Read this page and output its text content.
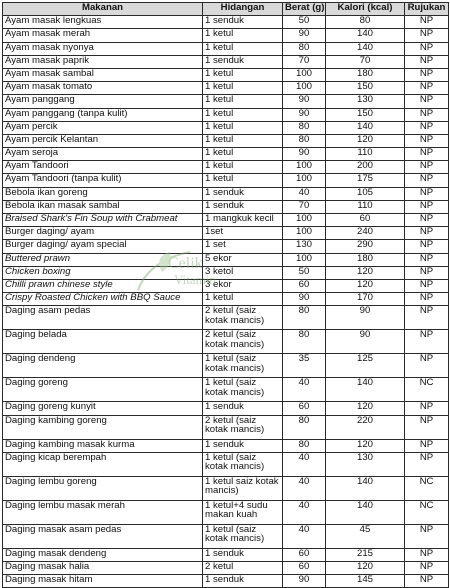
Makanan	Hidangan	Berat (g)	Kalori (kcal)	Rujukan
Ayam masak lengkuas	1 senduk	50	80	NP
Ayam masak merah	1 ketul	90	140	NP
Ayam masak nyonya	1 ketul	80	140	NP
Ayam masak paprik	1 senduk	70	70	NP
Ayam masak sambal	1 ketul	100	180	NP
Ayam masak tomato	1 ketul	100	150	NP
Ayam panggang	1 ketul	90	130	NP
Ayam panggang (tanpa kulit)	1 ketul	90	150	NP
Ayam percik	1 ketul	80	140	NP
Ayam percik Kelantan	1 ketul	80	120	NP
Ayam seroja	1 ketul	90	110	NP
Ayam Tandoori	1 ketul	100	200	NP
Ayam Tandoori (tanpa kulit)	1 ketul	100	175	NP
Bebola ikan goreng	1 senduk	40	105	NP
Bebola ikan masak sambal	1 senduk	70	110	NP
Braised Shark's Fin Soup with Crabmeat	1 mangkuk kecil	100	60	NP
Burger daging/ ayam	1set	100	240	NP
Burger daging/ ayam special	1 set	130	290	NP
Buttered prawn	5 ekor	100	180	NP
Chicken boxing	3 ketol	50	120	NP
Chilli prawn chinese style	3 ekor	60	120	NP
Crispy Roasted Chicken with BBQ Sauce	1 ketul	90	170	NP
Daging asam pedas	2 ketul (saiz kotak mancis)	80	90	NP
Daging belada	2 ketul (saiz kotak mancis)	80	90	NP
Daging dendeng	1 ketul (saiz kotak mancis)	35	125	NP
Daging goreng	1 ketul (saiz kotak mancis)	40	140	NC
Daging goreng kunyit	1 senduk	60	120	NP
Daging kambing goreng	2 ketul (saiz kotak mancis)	80	220	NP
Daging kambing masak kurma	1 senduk	80	120	NP
Daging kicap berempah	1 ketul (saiz kotak mancis)	40	130	NP
Daging lembu goreng	1 ketul saiz kotak mancis)	40	140	NC
Daging lembu masak merah	1 ketul+4 sudu makan kuah	40	140	NC
Daging masak asam pedas	1 ketul (saiz kotak mancis)	40	45	NP
Daging masak dendeng	1 senduk	60	215	NP
Daging masak halia	2 ketul	60	120	NP
Daging masak hitam	1 senduk	90	145	NP
Celik
Vitamin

● ● ● ● ● ● ●

## [WORK TO BE COMPLETED]
Pictures appear in the records above. Output everything except them, exactly.

## [RIGHT ANSWER]
Read this page and output its text content.
Makanan	Hidangan	Berat (g)	Kalori (kcal)	Rujukan
Ayam masak lengkuas	1 senduk	50	80	NP
Ayam masak merah	1 ketul	90	140	NP
Ayam masak nyonya	1 ketul	80	140	NP
Ayam masak paprik	1 senduk	70	70	NP
Ayam masak sambal	1 ketul	100	180	NP
Ayam masak tomato	1 ketul	100	150	NP
Ayam panggang	1 ketul	90	130	NP
Ayam panggang (tanpa kulit)	1 ketul	90	150	NP
Ayam percik	1 ketul	80	140	NP
Ayam percik Kelantan	1 ketul	80	120	NP
Ayam seroja	1 ketul	90	110	NP
Ayam Tandoori	1 ketul	100	200	NP
Ayam Tandoori (tanpa kulit)	1 ketul	100	175	NP
Bebola ikan goreng	1 senduk	40	105	NP
Bebola ikan masak sambal	1 senduk	70	110	NP
Braised Shark's Fin Soup with Crabmeat	1 mangkuk kecil	100	60	NP
Burger daging/ ayam	1set	100	240	NP
Burger daging/ ayam special	1 set	130	290	NP
Buttered prawn	5 ekor	100	180	NP
Chicken boxing	3 ketol	50	120	NP
Chilli prawn chinese style	3 ekor	60	120	NP
Crispy Roasted Chicken with BBQ Sauce	1 ketul	90	170	NP
Daging asam pedas	2 ketul (saiz kotak mancis)	80	90	NP
Daging belada	2 ketul (saiz kotak mancis)	80	90	NP
Daging dendeng	1 ketul (saiz kotak mancis)	35	125	NP
Daging goreng	1 ketul (saiz kotak mancis)	40	140	NC
Daging goreng kunyit	1 senduk	60	120	NP
Daging kambing goreng	2 ketul (saiz kotak mancis)	80	220	NP
Daging kambing masak kurma	1 senduk	80	120	NP
Daging kicap berempah	1 ketul (saiz kotak mancis)	40	130	NP
Daging lembu goreng	1 ketul saiz kotak mancis)	40	140	NC
Daging lembu masak merah	1 ketul+4 sudu makan kuah	40	140	NC
Daging masak asam pedas	1 ketul (saiz kotak mancis)	40	45	NP
Daging masak dendeng	1 senduk	60	215	NP
Daging masak halia	2 ketul	60	120	NP
Daging masak hitam	1 senduk	90	145	NP
Celik
Vitamin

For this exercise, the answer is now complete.